**Set task**
Output all lines exactly.

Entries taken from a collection
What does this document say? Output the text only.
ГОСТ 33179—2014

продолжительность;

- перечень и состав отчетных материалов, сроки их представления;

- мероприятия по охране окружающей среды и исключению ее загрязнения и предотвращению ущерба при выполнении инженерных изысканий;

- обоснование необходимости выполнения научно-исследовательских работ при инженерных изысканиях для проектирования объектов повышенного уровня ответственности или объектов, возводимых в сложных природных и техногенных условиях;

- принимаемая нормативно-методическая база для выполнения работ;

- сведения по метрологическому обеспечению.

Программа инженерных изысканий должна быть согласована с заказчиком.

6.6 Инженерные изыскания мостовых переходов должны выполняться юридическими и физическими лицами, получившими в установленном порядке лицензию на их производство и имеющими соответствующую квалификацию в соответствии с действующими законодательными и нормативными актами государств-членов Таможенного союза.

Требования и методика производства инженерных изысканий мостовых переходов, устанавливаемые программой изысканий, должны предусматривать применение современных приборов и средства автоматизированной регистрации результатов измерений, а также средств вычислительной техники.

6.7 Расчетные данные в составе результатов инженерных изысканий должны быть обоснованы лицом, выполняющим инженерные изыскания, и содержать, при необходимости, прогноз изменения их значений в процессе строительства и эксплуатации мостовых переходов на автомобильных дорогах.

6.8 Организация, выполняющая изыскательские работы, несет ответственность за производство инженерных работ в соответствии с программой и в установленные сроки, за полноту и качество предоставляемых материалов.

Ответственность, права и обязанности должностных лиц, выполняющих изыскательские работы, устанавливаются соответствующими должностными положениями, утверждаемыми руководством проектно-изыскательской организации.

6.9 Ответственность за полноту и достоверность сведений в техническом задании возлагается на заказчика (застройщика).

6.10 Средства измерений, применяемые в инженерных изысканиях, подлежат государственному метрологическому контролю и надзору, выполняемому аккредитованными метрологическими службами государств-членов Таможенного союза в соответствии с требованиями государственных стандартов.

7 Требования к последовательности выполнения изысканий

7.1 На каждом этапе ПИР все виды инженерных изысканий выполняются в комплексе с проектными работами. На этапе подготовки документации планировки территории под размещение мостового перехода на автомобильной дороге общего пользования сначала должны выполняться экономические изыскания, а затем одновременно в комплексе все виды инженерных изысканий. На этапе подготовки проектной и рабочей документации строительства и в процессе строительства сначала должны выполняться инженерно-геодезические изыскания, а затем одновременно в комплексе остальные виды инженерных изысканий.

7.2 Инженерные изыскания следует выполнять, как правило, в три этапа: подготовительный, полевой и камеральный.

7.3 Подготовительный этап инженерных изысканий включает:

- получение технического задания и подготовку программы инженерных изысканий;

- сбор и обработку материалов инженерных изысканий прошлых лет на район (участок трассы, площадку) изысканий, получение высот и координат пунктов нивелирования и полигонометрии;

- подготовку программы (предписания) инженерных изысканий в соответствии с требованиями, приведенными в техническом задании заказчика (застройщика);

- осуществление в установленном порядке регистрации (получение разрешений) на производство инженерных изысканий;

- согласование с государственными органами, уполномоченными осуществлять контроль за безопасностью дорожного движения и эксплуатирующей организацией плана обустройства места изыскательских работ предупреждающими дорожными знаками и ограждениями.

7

**Exercise answer**
What does this document say? Output the text only.
ГОСТ 33179—2014

продолжительность;

- перечень и состав отчетных материалов, сроки их представления;

- мероприятия по охране окружающей среды и исключению ее загрязнения и предотвращению ущерба при выполнении инженерных изысканий;

- обоснование необходимости выполнения научно-исследовательских работ при инженерных изысканиях для проектирования объектов повышенного уровня ответственности или объектов, возводимых в сложных природных и техногенных условиях;

- принимаемая нормативно-методическая база для выполнения работ;

- сведения по метрологическому обеспечению.

Программа инженерных изысканий должна быть согласована с заказчиком.

6.6 Инженерные изыскания мостовых переходов должны выполняться юридическими и физическими лицами, получившими в установленном порядке лицензию на их производство и имеющими соответствующую квалификацию в соответствии с действующими законодательными и нормативными актами государств-членов Таможенного союза.

Требования и методика производства инженерных изысканий мостовых переходов, устанавливаемые программой изысканий, должны предусматривать применение современных приборов и средства автоматизированной регистрации результатов измерений, а также средств вычислительной техники.

6.7 Расчетные данные в составе результатов инженерных изысканий должны быть обоснованы лицом, выполняющим инженерные изыскания, и содержать, при необходимости, прогноз изменения их значений в процессе строительства и эксплуатации мостовых переходов на автомобильных дорогах.

6.8 Организация, выполняющая изыскательские работы, несет ответственность за производство инженерных работ в соответствии с программой и в установленные сроки, за полноту и качество предоставляемых материалов.

Ответственность, права и обязанности должностных лиц, выполняющих изыскательские работы, устанавливаются соответствующими должностными положениями, утверждаемыми руководством проектно-изыскательской организации.

6.9 Ответственность за полноту и достоверность сведений в техническом задании возлагается на заказчика (застройщика).

6.10 Средства измерений, применяемые в инженерных изысканиях, подлежат государственному метрологическому контролю и надзору, выполняемому аккредитованными метрологическими службами государств-членов Таможенного союза в соответствии с требованиями государственных стандартов.

7 Требования к последовательности выполнения изысканий

7.1 На каждом этапе ПИР все виды инженерных изысканий выполняются в комплексе с проектными работами. На этапе подготовки документации планировки территории под размещение мостового перехода на автомобильной дороге общего пользования сначала должны выполняться экономические изыскания, а затем одновременно в комплексе все виды инженерных изысканий. На этапе подготовки проектной и рабочей документации строительства и в процессе строительства сначала должны выполняться инженерно-геодезические изыскания, а затем одновременно в комплексе остальные виды инженерных изысканий.

7.2 Инженерные изыскания следует выполнять, как правило, в три этапа: подготовительный, полевой и камеральный.

7.3 Подготовительный этап инженерных изысканий включает:

- получение технического задания и подготовку программы инженерных изысканий;

- сбор и обработку материалов инженерных изысканий прошлых лет на район (участок трассы, площадку) изысканий, получение высот и координат пунктов нивелирования и полигонометрии;

- подготовку программы (предписания) инженерных изысканий в соответствии с требованиями, приведенными в техническом задании заказчика (застройщика);

- осуществление в установленном порядке регистрации (получение разрешений) на производство инженерных изысканий;

- согласование с государственными органами, уполномоченными осуществлять контроль за безопасностью дорожного движения и эксплуатирующей организацией плана обустройства места изыскательских работ предупреждающими дорожными знаками и ограждениями.

7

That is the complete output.